→ EXERCISE
Give the total number of lines with the word "title" in them, and no other words.

→ INPUT ROWS

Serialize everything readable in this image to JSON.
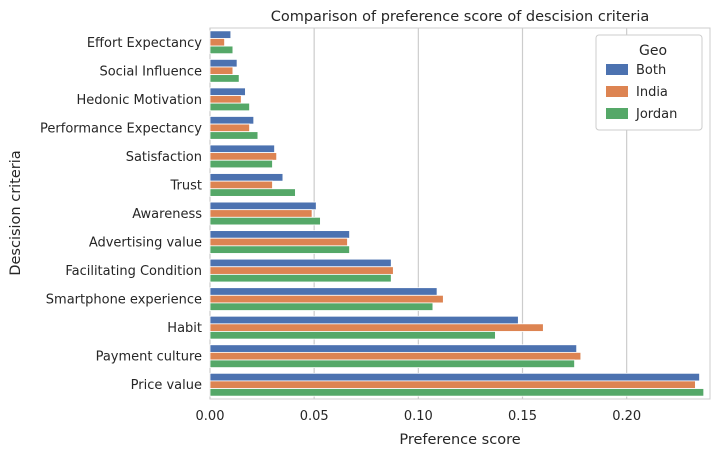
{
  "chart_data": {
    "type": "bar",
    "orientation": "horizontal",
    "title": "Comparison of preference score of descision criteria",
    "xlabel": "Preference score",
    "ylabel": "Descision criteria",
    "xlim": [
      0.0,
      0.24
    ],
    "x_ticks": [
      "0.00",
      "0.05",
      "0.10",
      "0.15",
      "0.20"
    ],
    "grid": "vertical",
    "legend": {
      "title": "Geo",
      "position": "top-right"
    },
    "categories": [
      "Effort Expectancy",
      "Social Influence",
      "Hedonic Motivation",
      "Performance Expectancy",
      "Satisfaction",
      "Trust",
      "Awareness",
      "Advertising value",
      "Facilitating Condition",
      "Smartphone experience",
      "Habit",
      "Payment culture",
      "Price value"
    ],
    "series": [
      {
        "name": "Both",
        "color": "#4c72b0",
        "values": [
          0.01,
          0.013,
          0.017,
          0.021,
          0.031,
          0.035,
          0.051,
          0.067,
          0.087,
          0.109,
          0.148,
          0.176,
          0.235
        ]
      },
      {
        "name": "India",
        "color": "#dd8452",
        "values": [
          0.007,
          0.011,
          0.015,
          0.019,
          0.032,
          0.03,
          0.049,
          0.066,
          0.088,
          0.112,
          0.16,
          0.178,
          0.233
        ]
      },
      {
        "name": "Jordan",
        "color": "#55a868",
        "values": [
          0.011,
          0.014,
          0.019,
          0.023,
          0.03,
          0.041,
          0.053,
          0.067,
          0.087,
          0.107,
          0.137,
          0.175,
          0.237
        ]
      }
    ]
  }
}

→ CORRECT OUTPUT
2